Check each line of the material below for "province", then copy the ones that contain it.

Rows from a figure dataset:
◇ ◇ ◇ ◇

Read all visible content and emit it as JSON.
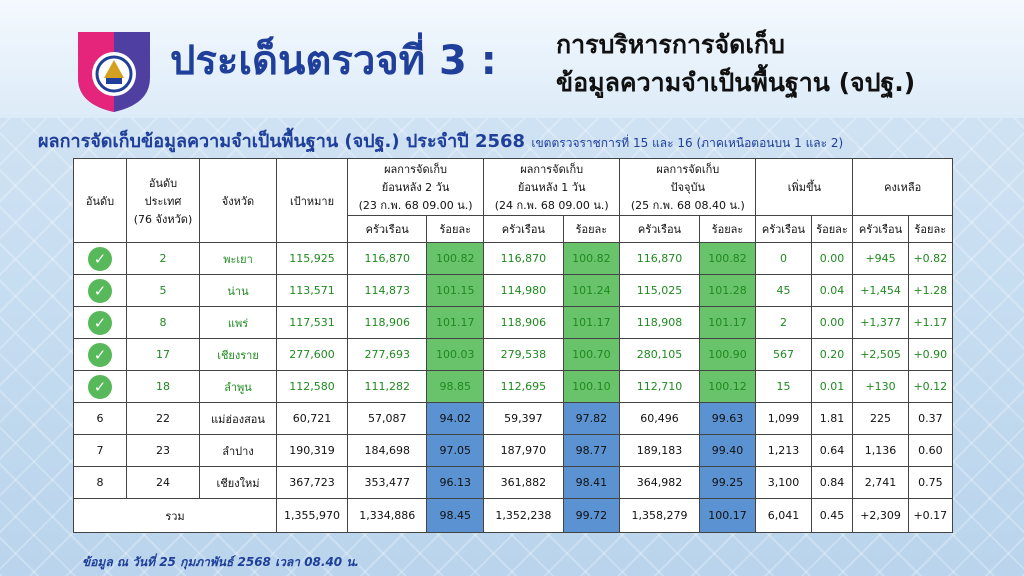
{
  "header": {
    "title": "ประเด็นตรวจที่ 3 :",
    "subtitle_line1": "การบริหารการจัดเก็บ",
    "subtitle_line2": "ข้อมูลความจำเป็นพื้นฐาน (จปฐ.)"
  },
  "subheading": {
    "main": "ผลการจัดเก็บข้อมูลความจำเป็นพื้นฐาน (จปฐ.) ประจำปี 2568",
    "detail": "เขตตรวจราชการที่ 15 และ 16 (ภาคเหนือตอนบน 1 และ 2)"
  },
  "table": {
    "headers": {
      "rank": "อันดับ",
      "national_rank": [
        "อันดับ",
        "ประเทศ",
        "(76 จังหวัด)"
      ],
      "province": "จังหวัด",
      "target": "เป้าหมาย",
      "back2": [
        "ผลการจัดเก็บ",
        "ย้อนหลัง 2 วัน",
        "(23 ก.พ. 68 09.00 น.)"
      ],
      "back1": [
        "ผลการจัดเก็บ",
        "ย้อนหลัง 1 วัน",
        "(24 ก.พ. 68 09.00 น.)"
      ],
      "current": [
        "ผลการจัดเก็บ",
        "ปัจจุบัน",
        "(25 ก.พ. 68 08.40 น.)"
      ],
      "increase": "เพิ่มขึ้น",
      "remaining": "คงเหลือ",
      "households": "ครัวเรือน",
      "percent": "ร้อยละ"
    },
    "rows": [
      {
        "rank": "",
        "done": true,
        "national": "2",
        "province": "พะเยา",
        "target": "115,925",
        "b2_hh": "116,870",
        "b2_pct": "100.82",
        "b1_hh": "116,870",
        "b1_pct": "100.82",
        "cur_hh": "116,870",
        "cur_pct": "100.82",
        "inc_hh": "0",
        "inc_pct": "0.00",
        "rem_hh": "+945",
        "rem_pct": "+0.82"
      },
      {
        "rank": "",
        "done": true,
        "national": "5",
        "province": "น่าน",
        "target": "113,571",
        "b2_hh": "114,873",
        "b2_pct": "101.15",
        "b1_hh": "114,980",
        "b1_pct": "101.24",
        "cur_hh": "115,025",
        "cur_pct": "101.28",
        "inc_hh": "45",
        "inc_pct": "0.04",
        "rem_hh": "+1,454",
        "rem_pct": "+1.28"
      },
      {
        "rank": "",
        "done": true,
        "national": "8",
        "province": "แพร่",
        "target": "117,531",
        "b2_hh": "118,906",
        "b2_pct": "101.17",
        "b1_hh": "118,906",
        "b1_pct": "101.17",
        "cur_hh": "118,908",
        "cur_pct": "101.17",
        "inc_hh": "2",
        "inc_pct": "0.00",
        "rem_hh": "+1,377",
        "rem_pct": "+1.17"
      },
      {
        "rank": "",
        "done": true,
        "national": "17",
        "province": "เชียงราย",
        "target": "277,600",
        "b2_hh": "277,693",
        "b2_pct": "100.03",
        "b1_hh": "279,538",
        "b1_pct": "100.70",
        "cur_hh": "280,105",
        "cur_pct": "100.90",
        "inc_hh": "567",
        "inc_pct": "0.20",
        "rem_hh": "+2,505",
        "rem_pct": "+0.90"
      },
      {
        "rank": "",
        "done": true,
        "national": "18",
        "province": "ลำพูน",
        "target": "112,580",
        "b2_hh": "111,282",
        "b2_pct": "98.85",
        "b1_hh": "112,695",
        "b1_pct": "100.10",
        "cur_hh": "112,710",
        "cur_pct": "100.12",
        "inc_hh": "15",
        "inc_pct": "0.01",
        "rem_hh": "+130",
        "rem_pct": "+0.12"
      },
      {
        "rank": "6",
        "done": false,
        "national": "22",
        "province": "แม่ฮ่องสอน",
        "target": "60,721",
        "b2_hh": "57,087",
        "b2_pct": "94.02",
        "b1_hh": "59,397",
        "b1_pct": "97.82",
        "cur_hh": "60,496",
        "cur_pct": "99.63",
        "inc_hh": "1,099",
        "inc_pct": "1.81",
        "rem_hh": "225",
        "rem_pct": "0.37"
      },
      {
        "rank": "7",
        "done": false,
        "national": "23",
        "province": "ลำปาง",
        "target": "190,319",
        "b2_hh": "184,698",
        "b2_pct": "97.05",
        "b1_hh": "187,970",
        "b1_pct": "98.77",
        "cur_hh": "189,183",
        "cur_pct": "99.40",
        "inc_hh": "1,213",
        "inc_pct": "0.64",
        "rem_hh": "1,136",
        "rem_pct": "0.60"
      },
      {
        "rank": "8",
        "done": false,
        "national": "24",
        "province": "เชียงใหม่",
        "target": "367,723",
        "b2_hh": "353,477",
        "b2_pct": "96.13",
        "b1_hh": "361,882",
        "b1_pct": "98.41",
        "cur_hh": "364,982",
        "cur_pct": "99.25",
        "inc_hh": "3,100",
        "inc_pct": "0.84",
        "rem_hh": "2,741",
        "rem_pct": "0.75"
      }
    ],
    "total": {
      "label": "รวม",
      "target": "1,355,970",
      "b2_hh": "1,334,886",
      "b2_pct": "98.45",
      "b1_hh": "1,352,238",
      "b1_pct": "99.72",
      "cur_hh": "1,358,279",
      "cur_pct": "100.17",
      "inc_hh": "6,041",
      "inc_pct": "0.45",
      "rem_hh": "+2,309",
      "rem_pct": "+0.17"
    }
  },
  "footer": {
    "note": "ข้อมูล ณ วันที่ 25 กุมภาพันธ์ 2568 เวลา 08.40 น."
  },
  "colors": {
    "title": "#1f3f9a",
    "green_cell": "#68c36b",
    "blue_cell": "#5b92d2",
    "green_text": "#1f8a1f"
  }
}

◇ ◇ ◇ ◇

[Output below]
      "province": "จังหวัด",
        "province": "พะเยา",
        "province": "น่าน",
        "province": "แพร่",
        "province": "เชียงราย",
        "province": "ลำพูน",
        "province": "แม่ฮ่องสอน",
        "province": "ลำปาง",
        "province": "เชียงใหม่",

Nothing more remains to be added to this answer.